WHAT IS BEING ASKED ->
Write down each entry again, exactly as it reads.

MATERIALS PROVIDED ->
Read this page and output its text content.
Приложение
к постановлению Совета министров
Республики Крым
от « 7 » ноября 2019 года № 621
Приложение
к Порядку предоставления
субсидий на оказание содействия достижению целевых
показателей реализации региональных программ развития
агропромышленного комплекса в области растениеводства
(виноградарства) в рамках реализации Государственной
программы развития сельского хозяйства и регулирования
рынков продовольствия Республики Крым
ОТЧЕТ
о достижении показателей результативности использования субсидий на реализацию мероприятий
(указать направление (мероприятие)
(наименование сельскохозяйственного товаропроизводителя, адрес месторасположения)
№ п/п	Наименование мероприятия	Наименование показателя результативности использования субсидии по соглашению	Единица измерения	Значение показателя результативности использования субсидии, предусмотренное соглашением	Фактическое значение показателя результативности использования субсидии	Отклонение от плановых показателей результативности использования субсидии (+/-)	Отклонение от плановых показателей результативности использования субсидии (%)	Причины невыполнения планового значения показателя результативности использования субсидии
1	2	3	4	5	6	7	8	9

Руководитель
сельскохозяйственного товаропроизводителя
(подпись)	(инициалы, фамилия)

WRITTEN ANSWER ->
Read this page and output its text content.
Приложение
к постановлению Совета министров
Республики Крым
от « 7 » ноября 2019 года № 621
Приложение
к Порядку предоставления
субсидий на оказание содействия достижению целевых
показателей реализации региональных программ развития
агропромышленного комплекса в области растениеводства
(виноградарства) в рамках реализации Государственной
программы развития сельского хозяйства и регулирования
рынков продовольствия Республики Крым
ОТЧЕТ
о достижении показателей результативности использования субсидий на реализацию мероприятий
(указать направление (мероприятие)
(наименование сельскохозяйственного товаропроизводителя, адрес месторасположения)
№ п/п	Наименование мероприятия	Наименование показателя результативности использования субсидии по соглашению	Единица измерения	Значение показателя результативности использования субсидии, предусмотренное соглашением	Фактическое значение показателя результативности использования субсидии	Отклонение от плановых показателей результативности использования субсидии (+/-)	Отклонение от плановых показателей результативности использования субсидии (%)	Причины невыполнения планового значения показателя результативности использования субсидии
1	2	3	4	5	6	7	8	9

Руководитель
сельскохозяйственного товаропроизводителя
(подпись)	(инициалы, фамилия)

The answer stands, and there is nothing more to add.